→ Task to complete
Using the records below, locate all lines containing "graduate" and return them.

○ ○ ○ ○

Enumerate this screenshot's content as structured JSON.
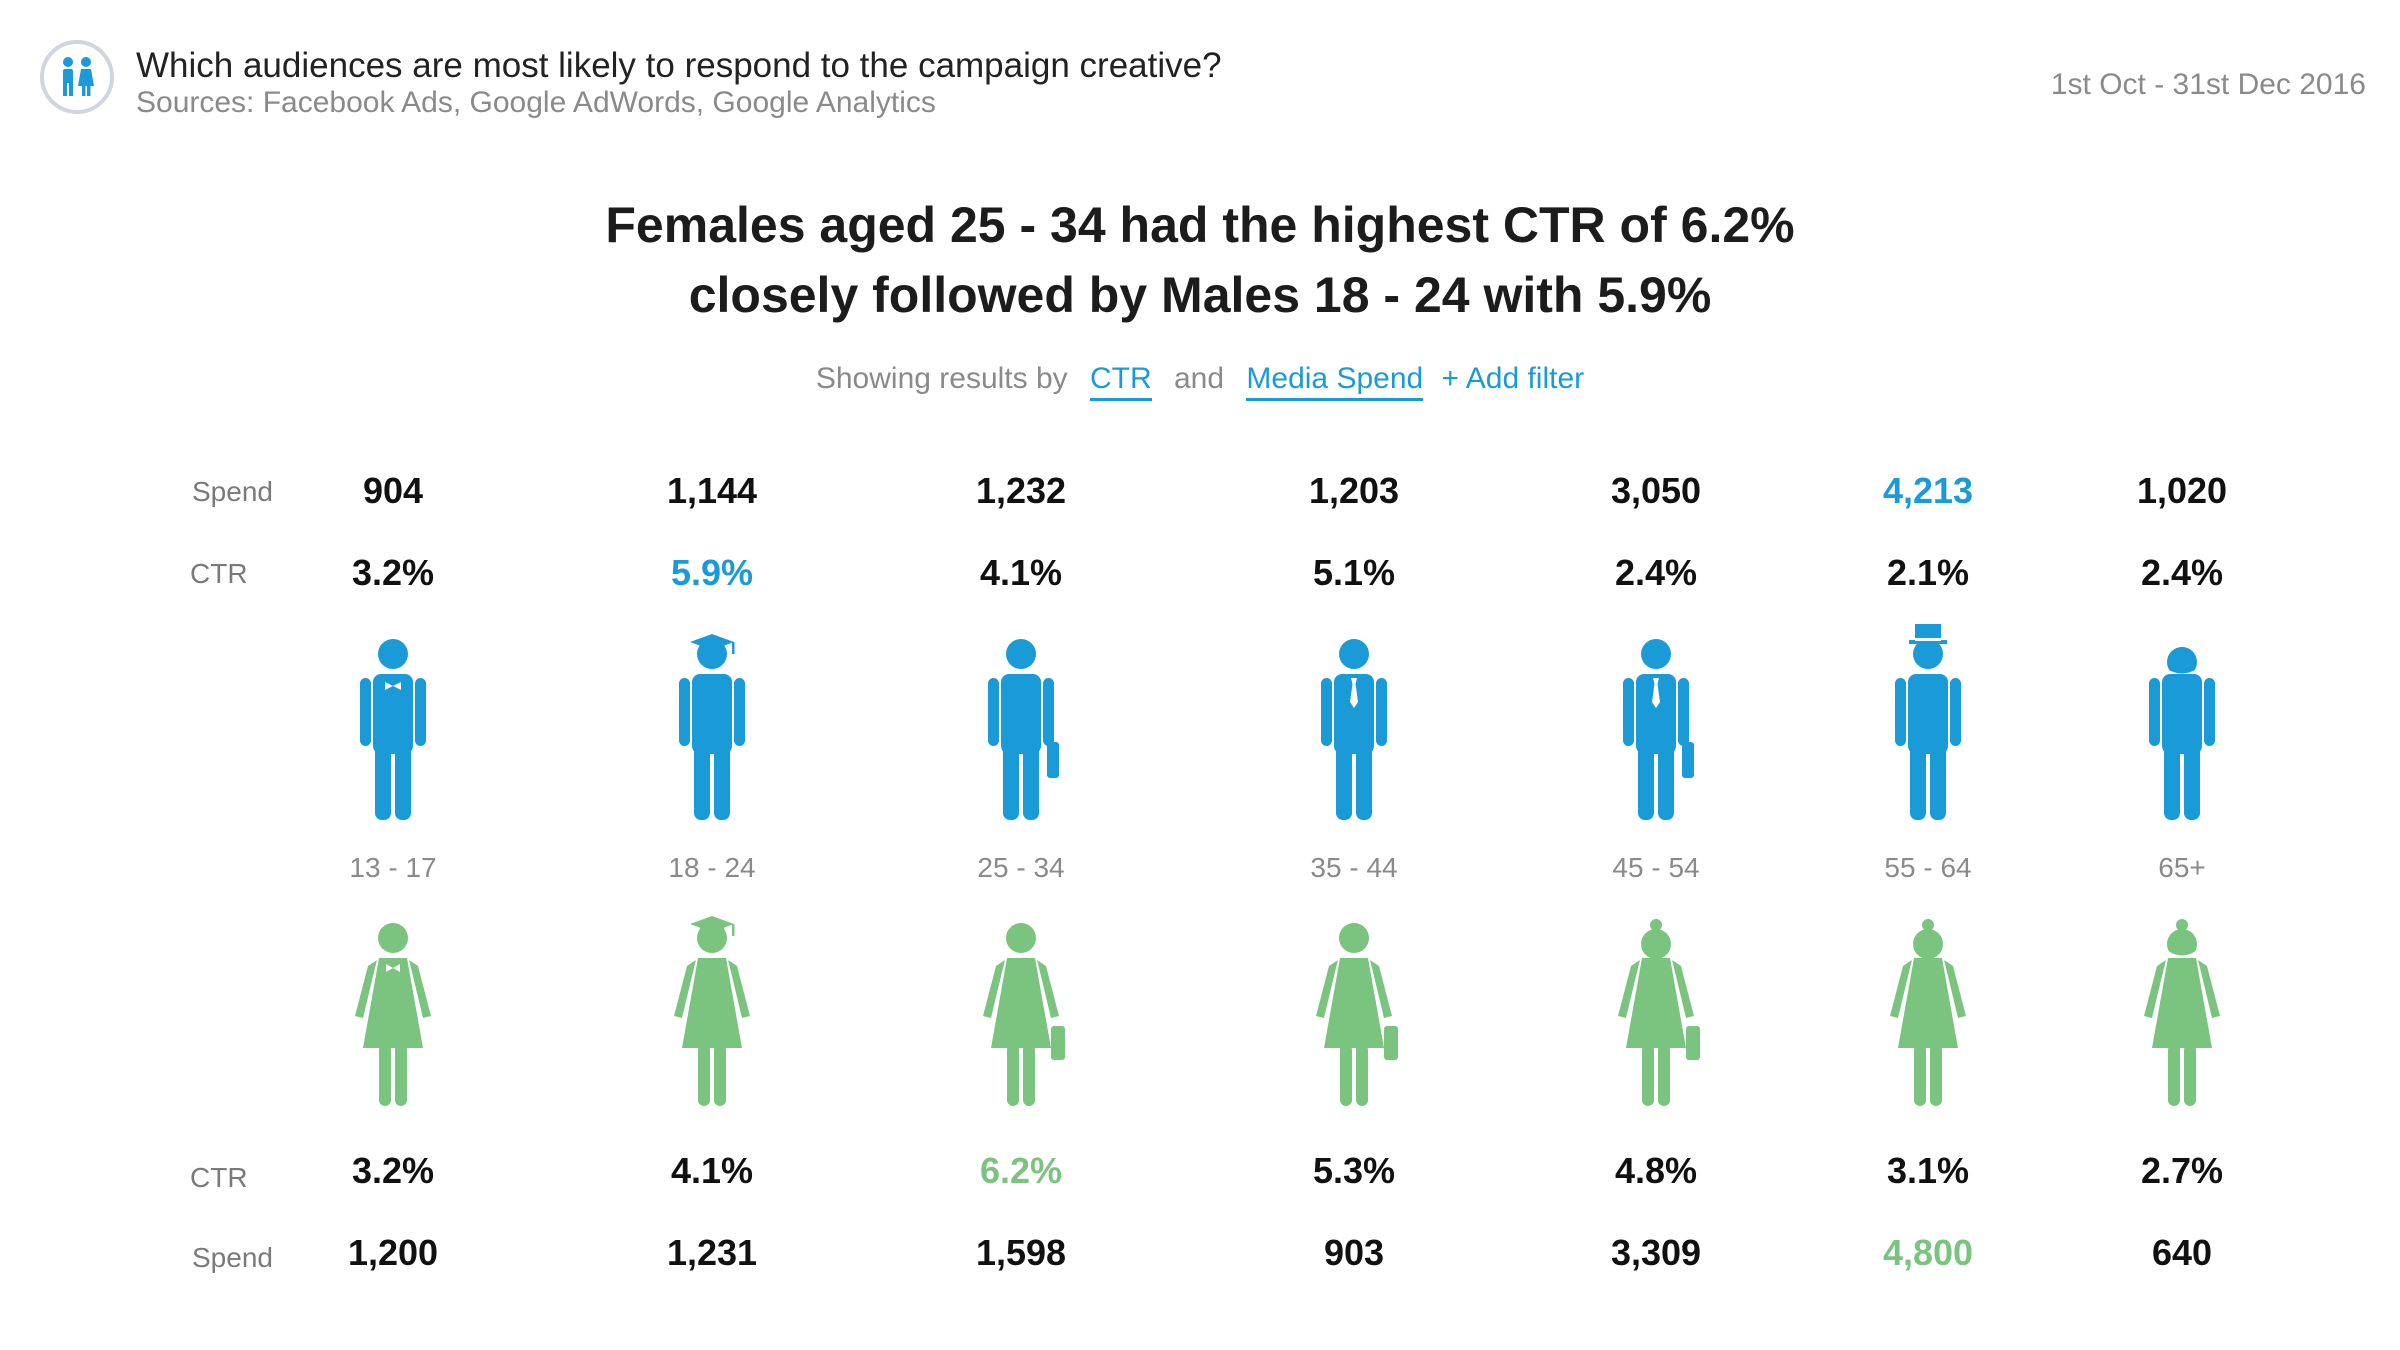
{
  "header": {
    "title": "Which audiences are most likely to respond to the campaign creative?",
    "sources": "Sources: Facebook Ads, Google AdWords, Google Analytics",
    "date_range": "1st Oct - 31st Dec 2016",
    "logo_icon": "people-icon"
  },
  "headline": {
    "line1": "Females aged 25 - 34 had the highest CTR of 6.2%",
    "line2": "closely followed by Males 18 - 24 with 5.9%"
  },
  "filters": {
    "prefix": "Showing results by",
    "metric1": "CTR",
    "joiner": "and",
    "metric2": "Media Spend",
    "add_label": "+ Add filter"
  },
  "row_labels": {
    "male_spend": "Spend",
    "male_ctr": "CTR",
    "female_ctr": "CTR",
    "female_spend": "Spend"
  },
  "colors": {
    "male": "#1a9bd7",
    "female": "#7ac47f",
    "text": "#111111",
    "muted": "#8a8a8a"
  },
  "chart_data": {
    "type": "table",
    "categories": [
      "13 - 17",
      "18 - 24",
      "25 - 34",
      "35 - 44",
      "45 - 54",
      "55 - 64",
      "65+"
    ],
    "male": {
      "spend": [
        "904",
        "1,144",
        "1,232",
        "1,203",
        "3,050",
        "4,213",
        "1,020"
      ],
      "ctr": [
        "3.2%",
        "5.9%",
        "4.1%",
        "5.1%",
        "2.4%",
        "2.1%",
        "2.4%"
      ],
      "icons": [
        "male-bowtie-icon",
        "male-graduate-icon",
        "male-briefcase-icon",
        "male-tie-icon",
        "male-tie-briefcase-icon",
        "male-tophat-icon",
        "male-elder-icon"
      ],
      "highlight_spend": 5,
      "highlight_ctr": 1
    },
    "female": {
      "ctr": [
        "3.2%",
        "4.1%",
        "6.2%",
        "5.3%",
        "4.8%",
        "3.1%",
        "2.7%"
      ],
      "spend": [
        "1,200",
        "1,231",
        "1,598",
        "903",
        "3,309",
        "4,800",
        "640"
      ],
      "icons": [
        "female-bow-icon",
        "female-graduate-icon",
        "female-bag-icon",
        "female-bag-icon",
        "female-bun-bag-icon",
        "female-bun-icon",
        "female-elder-icon"
      ],
      "highlight_ctr": 2,
      "highlight_spend": 5
    }
  }
}
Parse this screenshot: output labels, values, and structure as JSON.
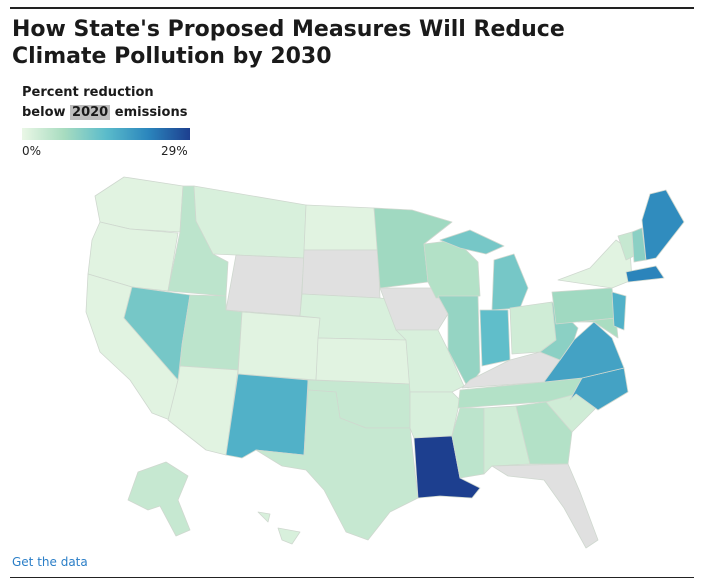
{
  "title": "How State's Proposed Measures Will Reduce Climate Pollution by 2030",
  "legend": {
    "line1": "Percent reduction",
    "line2_prefix": "below ",
    "line2_highlight": "2020",
    "line2_suffix": " emissions",
    "min_label": "0%",
    "max_label": "29%",
    "min_value": 0,
    "max_value": 29,
    "color_ramp": [
      "#eaf7e6",
      "#a8dcc0",
      "#5bbccb",
      "#2b86bd",
      "#1d3f8f"
    ]
  },
  "no_data_color": "#e0e0e0",
  "link_text": "Get the data",
  "states": [
    {
      "code": "WA",
      "value": 1
    },
    {
      "code": "OR",
      "value": 1
    },
    {
      "code": "CA",
      "value": 1
    },
    {
      "code": "NV",
      "value": 12
    },
    {
      "code": "ID",
      "value": 5
    },
    {
      "code": "MT",
      "value": 2
    },
    {
      "code": "WY",
      "value": null
    },
    {
      "code": "UT",
      "value": 5
    },
    {
      "code": "AZ",
      "value": 1
    },
    {
      "code": "CO",
      "value": 1
    },
    {
      "code": "NM",
      "value": 16
    },
    {
      "code": "ND",
      "value": 1
    },
    {
      "code": "SD",
      "value": null
    },
    {
      "code": "NE",
      "value": 2
    },
    {
      "code": "KS",
      "value": 1
    },
    {
      "code": "OK",
      "value": 4
    },
    {
      "code": "TX",
      "value": 4
    },
    {
      "code": "MN",
      "value": 8
    },
    {
      "code": "IA",
      "value": null
    },
    {
      "code": "MO",
      "value": 2
    },
    {
      "code": "AR",
      "value": 2
    },
    {
      "code": "LA",
      "value": 29
    },
    {
      "code": "WI",
      "value": 6
    },
    {
      "code": "IL",
      "value": 9
    },
    {
      "code": "MI",
      "value": 12
    },
    {
      "code": "IN",
      "value": 14
    },
    {
      "code": "OH",
      "value": 3
    },
    {
      "code": "KY",
      "value": null
    },
    {
      "code": "TN",
      "value": 6
    },
    {
      "code": "MS",
      "value": 5
    },
    {
      "code": "AL",
      "value": 3
    },
    {
      "code": "GA",
      "value": 6
    },
    {
      "code": "FL",
      "value": null
    },
    {
      "code": "SC",
      "value": 3
    },
    {
      "code": "NC",
      "value": 18
    },
    {
      "code": "VA",
      "value": 18
    },
    {
      "code": "WV",
      "value": 10
    },
    {
      "code": "PA",
      "value": 8
    },
    {
      "code": "NY",
      "value": 1
    },
    {
      "code": "VT",
      "value": 4
    },
    {
      "code": "NH",
      "value": 10
    },
    {
      "code": "ME",
      "value": 21
    },
    {
      "code": "MA",
      "value": 22
    },
    {
      "code": "NJ",
      "value": 16
    },
    {
      "code": "MD",
      "value": 7
    },
    {
      "code": "AK",
      "value": 4
    },
    {
      "code": "HI",
      "value": 2
    }
  ]
}
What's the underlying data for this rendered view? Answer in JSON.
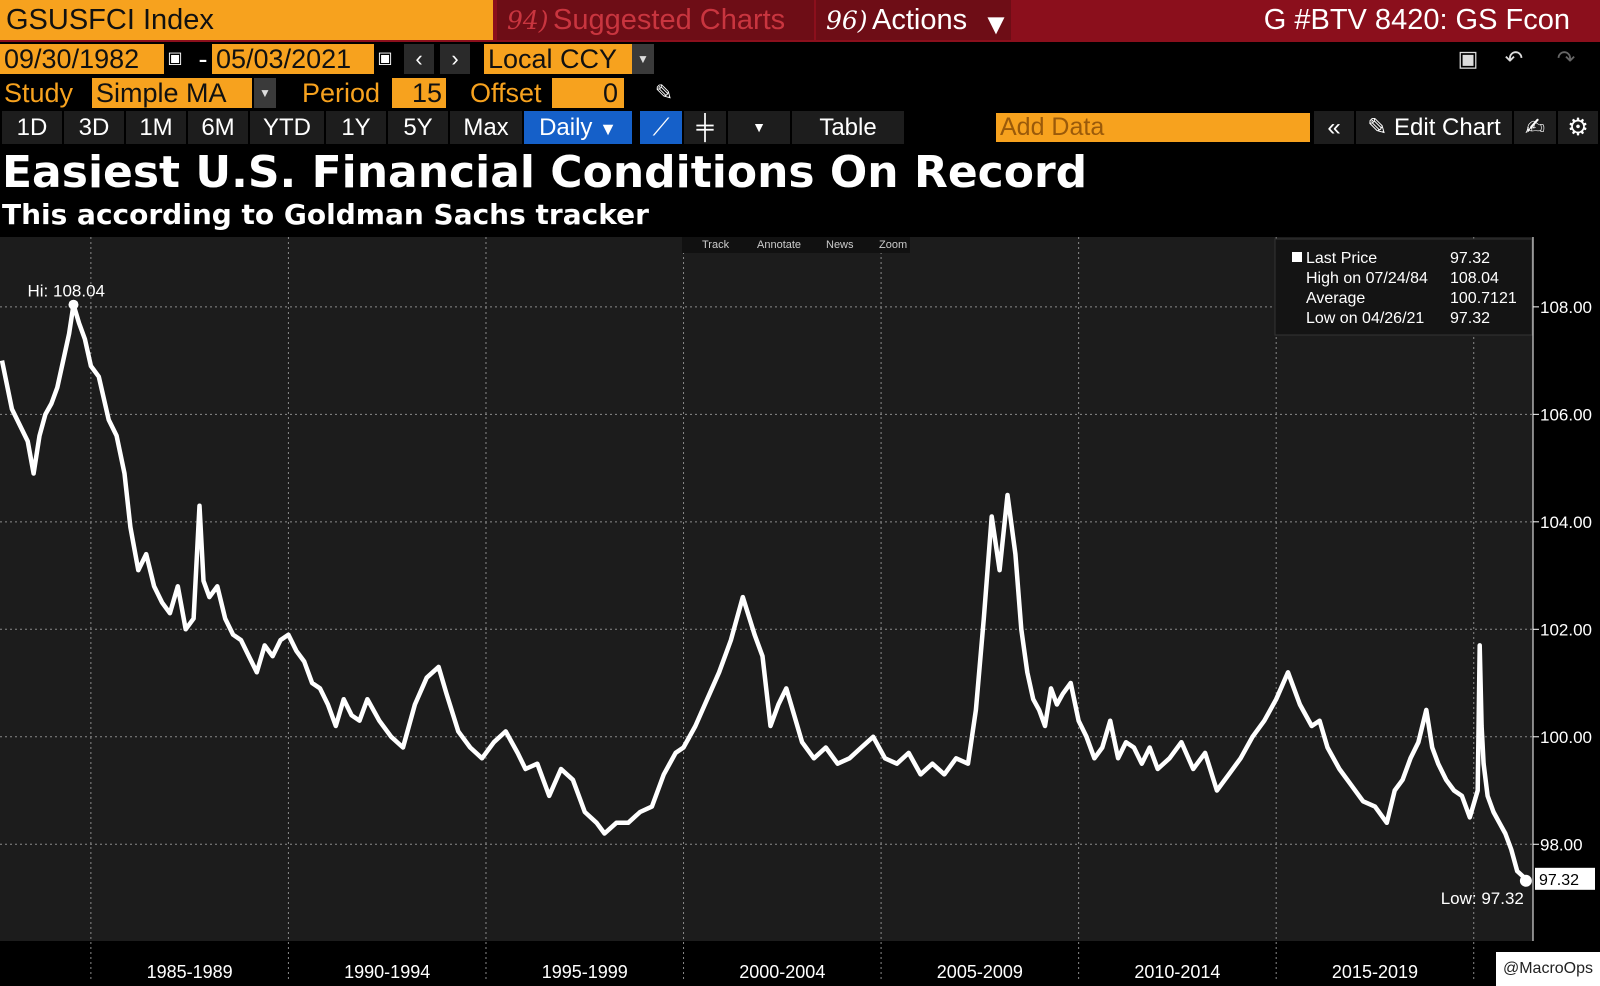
{
  "header": {
    "ticker": "GSUSFCI Index",
    "suggested_num": "94)",
    "suggested_label": "Suggested Charts",
    "actions_num": "96)",
    "actions_label": "Actions",
    "function_title": "G #BTV 8420: GS Fcon"
  },
  "range": {
    "start_date": "09/30/1982",
    "separator": "-",
    "end_date": "05/03/2021",
    "currency": "Local CCY"
  },
  "study": {
    "label": "Study",
    "value": "Simple MA",
    "period_label": "Period",
    "period_value": "15",
    "offset_label": "Offset",
    "offset_value": "0"
  },
  "toolbar": {
    "ranges": [
      "1D",
      "3D",
      "1M",
      "6M",
      "YTD",
      "1Y",
      "5Y",
      "Max"
    ],
    "frequency": "Daily",
    "table_label": "Table",
    "add_data_placeholder": "Add Data",
    "edit_chart_label": "Edit Chart"
  },
  "headline": {
    "title": "Easiest U.S. Financial Conditions On Record",
    "subtitle": "This according to Goldman Sachs tracker"
  },
  "chart_tools": [
    "Track",
    "Annotate",
    "News",
    "Zoom"
  ],
  "legend": [
    {
      "label": "Last Price",
      "value": "97.32"
    },
    {
      "label": "High on 07/24/84",
      "value": "108.04"
    },
    {
      "label": "Average",
      "value": "100.7121"
    },
    {
      "label": "Low on 04/26/21",
      "value": "97.32"
    }
  ],
  "credit": "@MacroOps",
  "colors": {
    "background": "#000000",
    "plot_background": "#1c1c1c",
    "line": "#ffffff",
    "accent_orange": "#f7a21e",
    "header_red": "#8b0f1c",
    "active_blue": "#1560c9"
  },
  "chart_data": {
    "type": "line",
    "title": "Easiest U.S. Financial Conditions On Record",
    "subtitle": "This according to Goldman Sachs tracker",
    "xlabel": "",
    "ylabel": "",
    "x_range": [
      1982.7,
      2021.5
    ],
    "ylim": [
      96.2,
      109.3
    ],
    "y_ticks": [
      98,
      100,
      102,
      104,
      106,
      108
    ],
    "y_tick_labels": [
      "98.00",
      "100.00",
      "102.00",
      "104.00",
      "106.00",
      "108.00"
    ],
    "x_period_labels": [
      {
        "label": "1985-1989",
        "start": 1985,
        "end": 1990
      },
      {
        "label": "1990-1994",
        "start": 1990,
        "end": 1995
      },
      {
        "label": "1995-1999",
        "start": 1995,
        "end": 2000
      },
      {
        "label": "2000-2004",
        "start": 2000,
        "end": 2005
      },
      {
        "label": "2005-2009",
        "start": 2005,
        "end": 2010
      },
      {
        "label": "2010-2014",
        "start": 2010,
        "end": 2015
      },
      {
        "label": "2015-2019",
        "start": 2015,
        "end": 2020
      }
    ],
    "grid": true,
    "legend_position": "top-right",
    "annotations": [
      {
        "label": "Hi: 108.04",
        "x": 1984.56,
        "y": 108.04
      },
      {
        "label": "Low: 97.32",
        "x": 2021.32,
        "y": 97.32
      }
    ],
    "last_value_label": "97.32",
    "series": [
      {
        "x": [
          1982.75,
          1983.0,
          1983.2,
          1983.4,
          1983.55,
          1983.7,
          1983.85,
          1984.0,
          1984.15,
          1984.3,
          1984.45,
          1984.56,
          1984.7,
          1984.85,
          1985.0,
          1985.2,
          1985.45,
          1985.65,
          1985.85,
          1986.0,
          1986.2,
          1986.4,
          1986.6,
          1986.8,
          1987.0,
          1987.2,
          1987.4,
          1987.6,
          1987.75,
          1987.85,
          1988.0,
          1988.2,
          1988.4,
          1988.6,
          1988.8,
          1989.0,
          1989.2,
          1989.4,
          1989.6,
          1989.8,
          1990.0,
          1990.2,
          1990.4,
          1990.6,
          1990.8,
          1991.0,
          1991.2,
          1991.4,
          1991.6,
          1991.8,
          1992.0,
          1992.3,
          1992.6,
          1992.9,
          1993.2,
          1993.5,
          1993.8,
          1994.0,
          1994.3,
          1994.6,
          1994.9,
          1995.2,
          1995.5,
          1995.8,
          1996.0,
          1996.3,
          1996.6,
          1996.9,
          1997.2,
          1997.5,
          1997.8,
          1998.0,
          1998.3,
          1998.6,
          1998.9,
          1999.2,
          1999.5,
          1999.8,
          2000.0,
          2000.3,
          2000.6,
          2000.9,
          2001.2,
          2001.5,
          2001.8,
          2002.0,
          2002.2,
          2002.4,
          2002.6,
          2002.8,
          2003.0,
          2003.3,
          2003.6,
          2003.9,
          2004.2,
          2004.5,
          2004.8,
          2005.1,
          2005.4,
          2005.7,
          2006.0,
          2006.3,
          2006.6,
          2006.9,
          2007.2,
          2007.4,
          2007.6,
          2007.8,
          2008.0,
          2008.2,
          2008.4,
          2008.55,
          2008.7,
          2008.85,
          2009.0,
          2009.15,
          2009.3,
          2009.45,
          2009.6,
          2009.8,
          2010.0,
          2010.2,
          2010.4,
          2010.6,
          2010.8,
          2011.0,
          2011.2,
          2011.4,
          2011.6,
          2011.8,
          2012.0,
          2012.3,
          2012.6,
          2012.9,
          2013.2,
          2013.5,
          2013.8,
          2014.1,
          2014.4,
          2014.7,
          2015.0,
          2015.3,
          2015.6,
          2015.9,
          2016.1,
          2016.3,
          2016.6,
          2016.9,
          2017.2,
          2017.5,
          2017.8,
          2018.0,
          2018.2,
          2018.4,
          2018.6,
          2018.8,
          2018.95,
          2019.1,
          2019.3,
          2019.5,
          2019.7,
          2019.9,
          2020.1,
          2020.15,
          2020.2,
          2020.25,
          2020.35,
          2020.5,
          2020.65,
          2020.8,
          2020.95,
          2021.1,
          2021.25,
          2021.32
        ],
        "values": [
          107.0,
          106.1,
          105.8,
          105.5,
          104.9,
          105.6,
          106.0,
          106.2,
          106.5,
          107.0,
          107.5,
          108.04,
          107.7,
          107.4,
          106.9,
          106.7,
          105.9,
          105.6,
          104.9,
          103.9,
          103.1,
          103.4,
          102.8,
          102.5,
          102.3,
          102.8,
          102.0,
          102.2,
          104.3,
          102.9,
          102.6,
          102.8,
          102.2,
          101.9,
          101.8,
          101.5,
          101.2,
          101.7,
          101.5,
          101.8,
          101.9,
          101.6,
          101.4,
          101.0,
          100.9,
          100.6,
          100.2,
          100.7,
          100.4,
          100.3,
          100.7,
          100.3,
          100.0,
          99.8,
          100.6,
          101.1,
          101.3,
          100.8,
          100.1,
          99.8,
          99.6,
          99.9,
          100.1,
          99.7,
          99.4,
          99.5,
          98.9,
          99.4,
          99.2,
          98.6,
          98.4,
          98.2,
          98.4,
          98.4,
          98.6,
          98.7,
          99.3,
          99.7,
          99.8,
          100.2,
          100.7,
          101.2,
          101.8,
          102.6,
          101.9,
          101.5,
          100.2,
          100.6,
          100.9,
          100.4,
          99.9,
          99.6,
          99.8,
          99.5,
          99.6,
          99.8,
          100.0,
          99.6,
          99.5,
          99.7,
          99.3,
          99.5,
          99.3,
          99.6,
          99.5,
          100.5,
          102.2,
          104.1,
          103.1,
          104.5,
          103.4,
          102.0,
          101.2,
          100.7,
          100.5,
          100.2,
          100.9,
          100.6,
          100.8,
          101.0,
          100.3,
          100.0,
          99.6,
          99.8,
          100.3,
          99.6,
          99.9,
          99.8,
          99.5,
          99.8,
          99.4,
          99.6,
          99.9,
          99.4,
          99.7,
          99.0,
          99.3,
          99.6,
          100.0,
          100.3,
          100.7,
          101.2,
          100.6,
          100.2,
          100.3,
          99.8,
          99.4,
          99.1,
          98.8,
          98.7,
          98.4,
          99.0,
          99.2,
          99.6,
          99.9,
          100.5,
          99.8,
          99.5,
          99.2,
          99.0,
          98.9,
          98.5,
          99.0,
          101.7,
          100.2,
          99.5,
          98.9,
          98.6,
          98.4,
          98.2,
          97.9,
          97.5,
          97.4,
          97.32
        ]
      }
    ]
  }
}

○ ○ ○ ○

→ Reply to the task
        "male-graduate-icon",
        "female-graduate-icon",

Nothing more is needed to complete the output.